**OBJECTIVE**: Copy whichever lines contain the string "його".

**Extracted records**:
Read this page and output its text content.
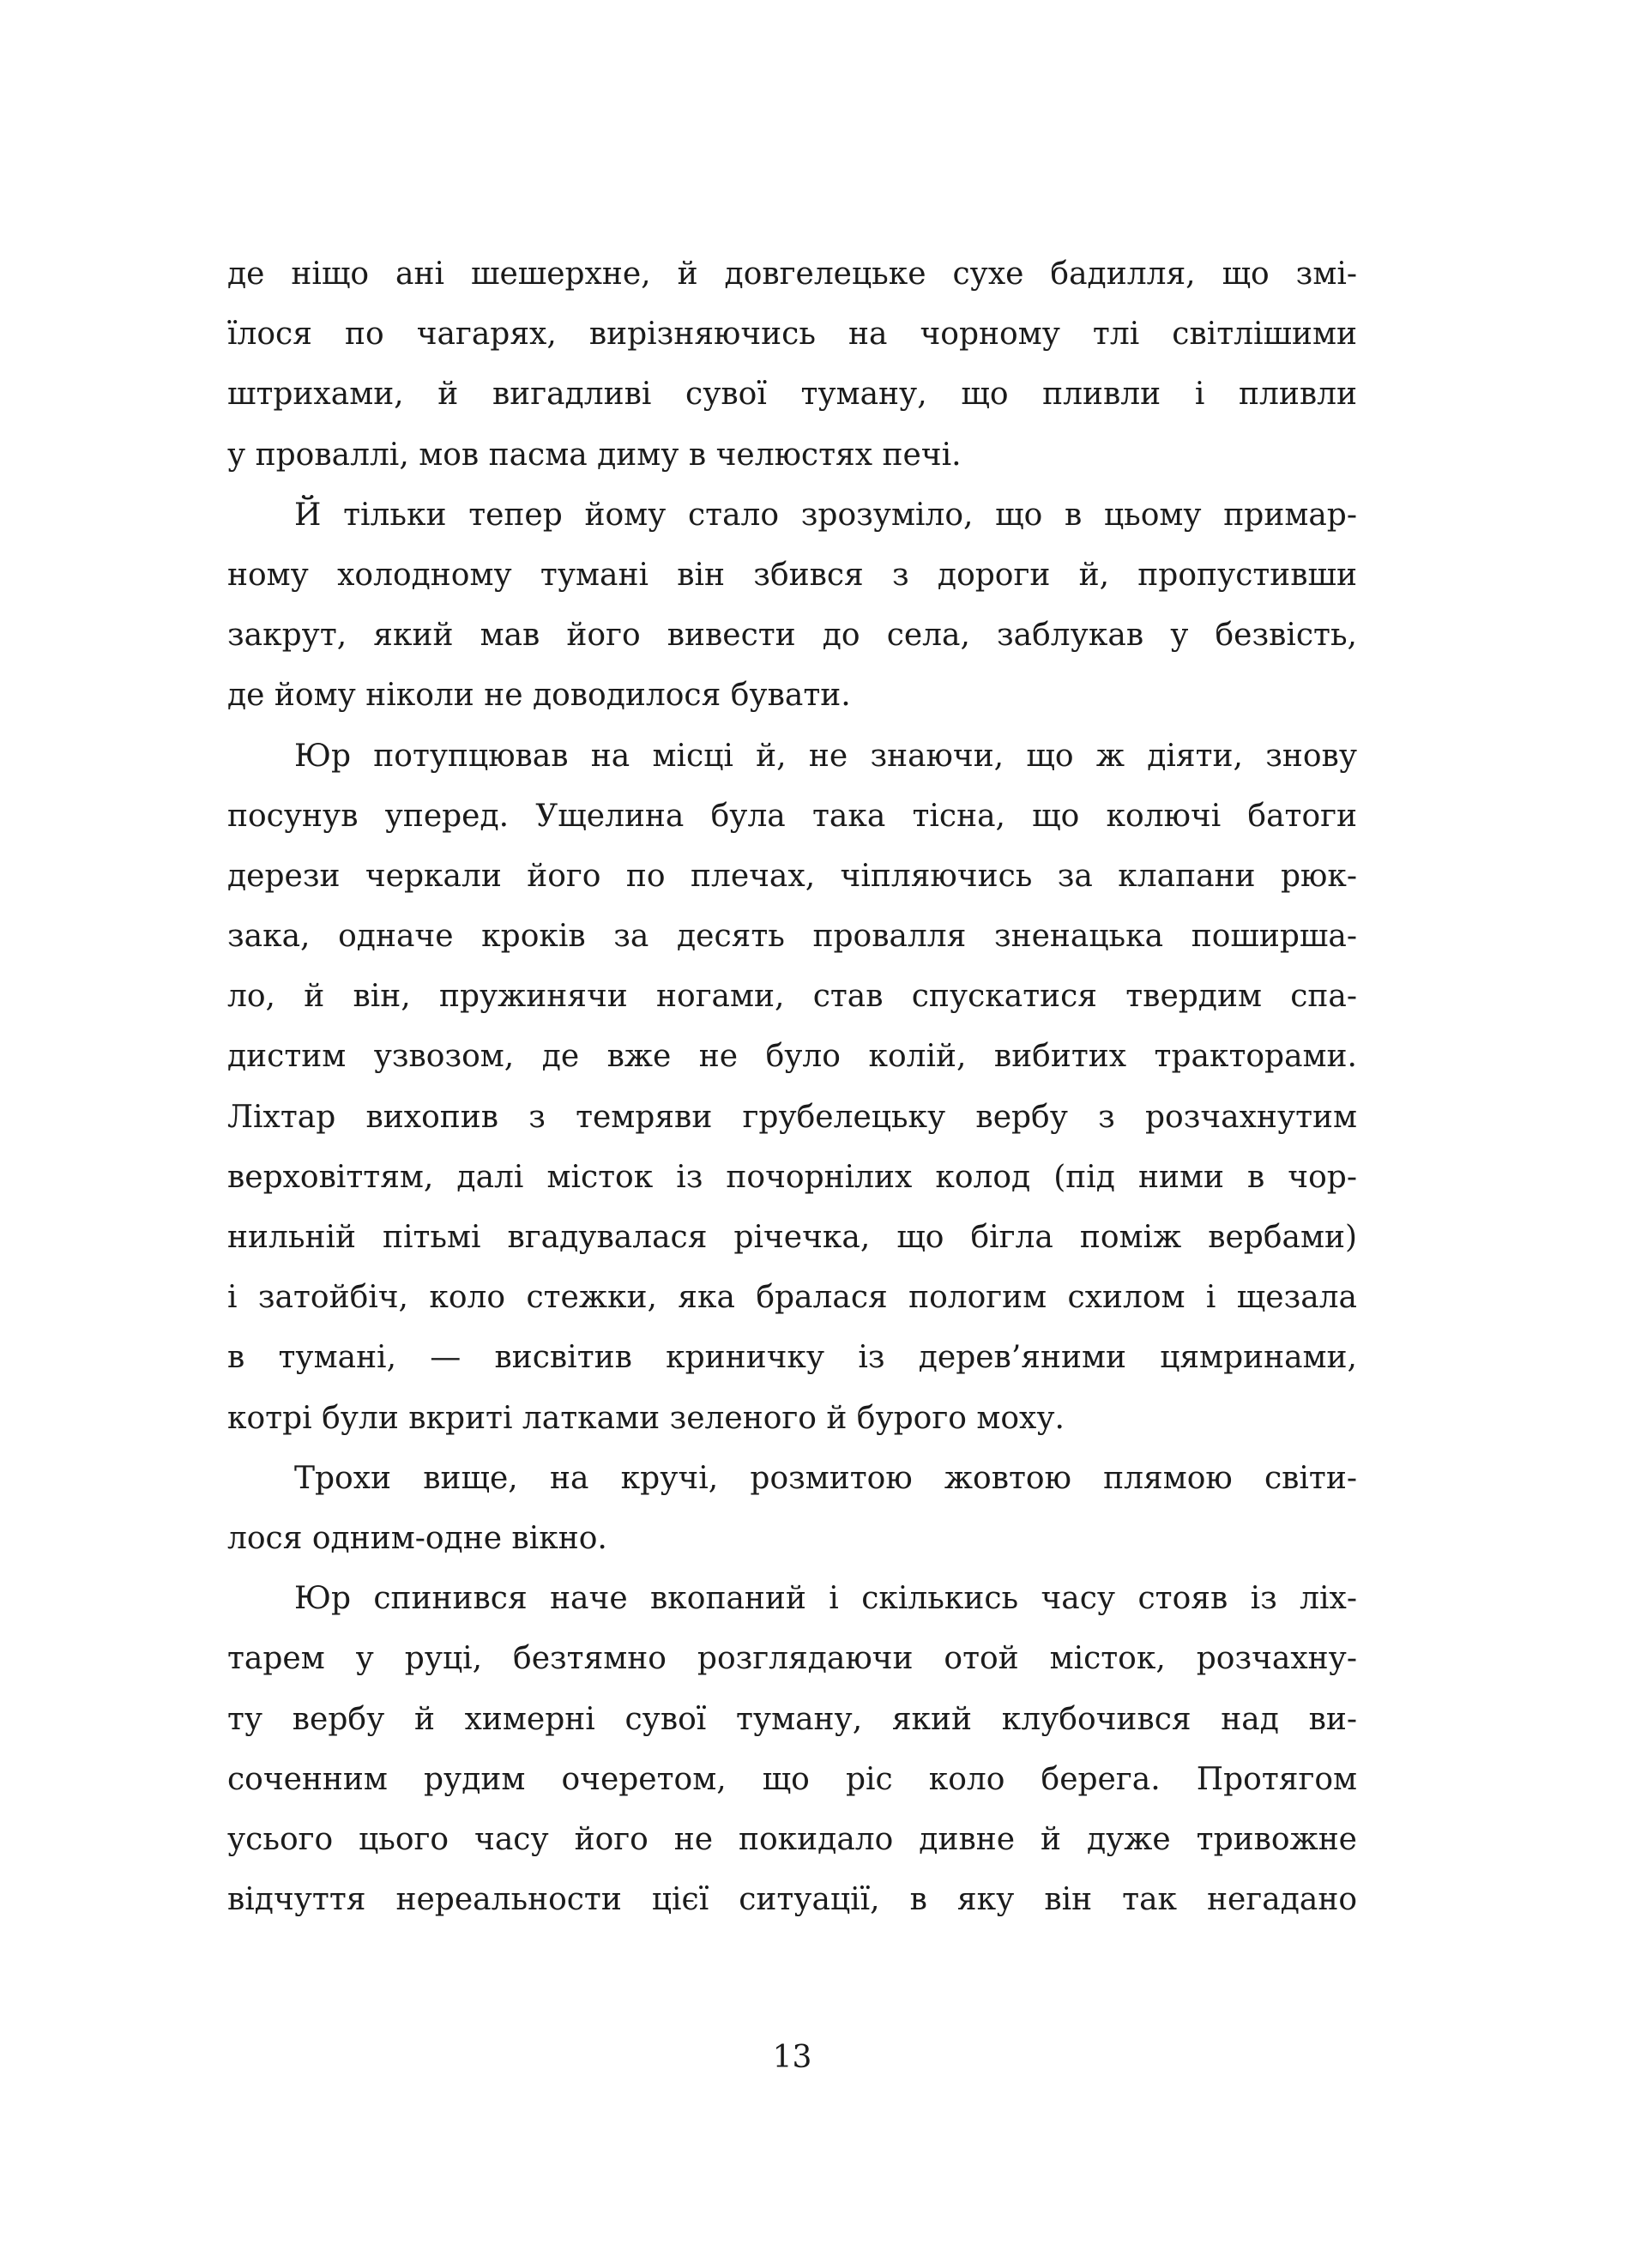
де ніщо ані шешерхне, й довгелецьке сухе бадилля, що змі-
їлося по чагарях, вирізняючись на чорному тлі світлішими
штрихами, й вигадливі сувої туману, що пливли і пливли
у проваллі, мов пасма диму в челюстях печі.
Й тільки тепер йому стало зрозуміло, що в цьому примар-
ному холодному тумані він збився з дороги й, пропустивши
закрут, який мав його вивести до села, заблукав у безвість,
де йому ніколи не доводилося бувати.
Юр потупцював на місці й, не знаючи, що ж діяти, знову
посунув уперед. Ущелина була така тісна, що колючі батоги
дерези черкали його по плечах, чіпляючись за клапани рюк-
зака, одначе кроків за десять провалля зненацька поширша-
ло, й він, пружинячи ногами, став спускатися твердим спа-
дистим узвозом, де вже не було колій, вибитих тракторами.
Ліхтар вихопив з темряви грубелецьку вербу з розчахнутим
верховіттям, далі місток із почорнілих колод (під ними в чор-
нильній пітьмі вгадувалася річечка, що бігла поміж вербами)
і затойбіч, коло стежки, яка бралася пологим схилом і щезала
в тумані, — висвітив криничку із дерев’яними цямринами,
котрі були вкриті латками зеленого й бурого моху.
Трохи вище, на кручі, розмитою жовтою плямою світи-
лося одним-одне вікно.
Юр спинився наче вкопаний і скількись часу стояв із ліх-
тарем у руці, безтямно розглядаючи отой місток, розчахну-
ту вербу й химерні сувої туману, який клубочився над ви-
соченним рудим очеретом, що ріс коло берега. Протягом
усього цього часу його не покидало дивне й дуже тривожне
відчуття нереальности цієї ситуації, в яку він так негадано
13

**FULL SOLUTION**:
закрут, який мав його вивести до села, заблукав у безвість,
дерези черкали його по плечах, чіпляючись за клапани рюк-
усього цього часу його не покидало дивне й дуже тривожне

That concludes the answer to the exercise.